# [Given request]
Every line of the listing must be reproduced as it stands. Leave the images behind.

[Dataset rows about figures]
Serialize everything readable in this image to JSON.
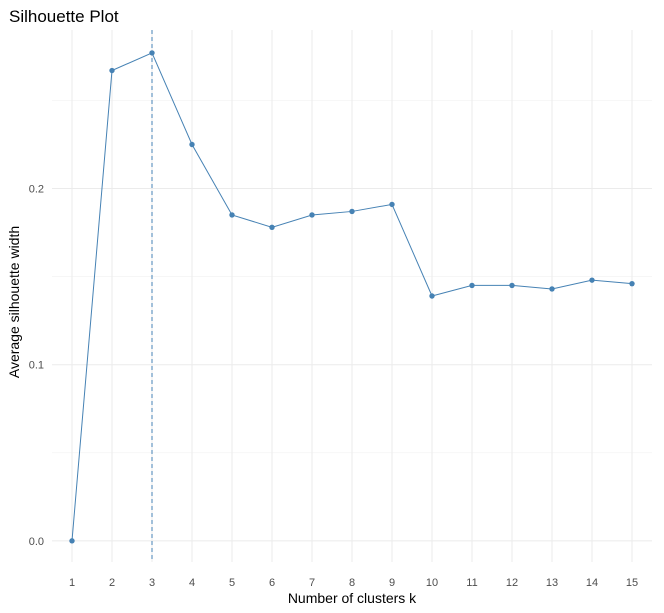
{
  "chart_data": {
    "type": "line",
    "title": "Silhouette Plot",
    "xlabel": "Number of clusters k",
    "ylabel": "Average silhouette width",
    "categories": [
      "1",
      "2",
      "3",
      "4",
      "5",
      "6",
      "7",
      "8",
      "9",
      "10",
      "11",
      "12",
      "13",
      "14",
      "15"
    ],
    "series": [
      {
        "values": [
          0.0,
          0.267,
          0.277,
          0.225,
          0.185,
          0.178,
          0.185,
          0.187,
          0.191,
          0.139,
          0.145,
          0.145,
          0.143,
          0.148,
          0.146
        ]
      }
    ],
    "y_ticks": [
      "0.0",
      "0.1",
      "0.2"
    ],
    "ylim": [
      -0.012,
      0.29
    ],
    "reference_line_x": "3",
    "grid": true,
    "colors": {
      "series": "#4682b4",
      "reference_line": "#4682b4"
    }
  }
}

# [Answer to this exercise]
Serialize everything readable in this image to JSON.
{
  "chart_data": {
    "type": "line",
    "title": "Silhouette Plot",
    "xlabel": "Number of clusters k",
    "ylabel": "Average silhouette width",
    "categories": [
      "1",
      "2",
      "3",
      "4",
      "5",
      "6",
      "7",
      "8",
      "9",
      "10",
      "11",
      "12",
      "13",
      "14",
      "15"
    ],
    "series": [
      {
        "values": [
          0.0,
          0.267,
          0.277,
          0.225,
          0.185,
          0.178,
          0.185,
          0.187,
          0.191,
          0.139,
          0.145,
          0.145,
          0.143,
          0.148,
          0.146
        ]
      }
    ],
    "y_ticks": [
      "0.0",
      "0.1",
      "0.2"
    ],
    "ylim": [
      -0.012,
      0.29
    ],
    "reference_line_x": "3",
    "grid": true,
    "colors": {
      "series": "#4682b4",
      "reference_line": "#4682b4"
    }
  }
}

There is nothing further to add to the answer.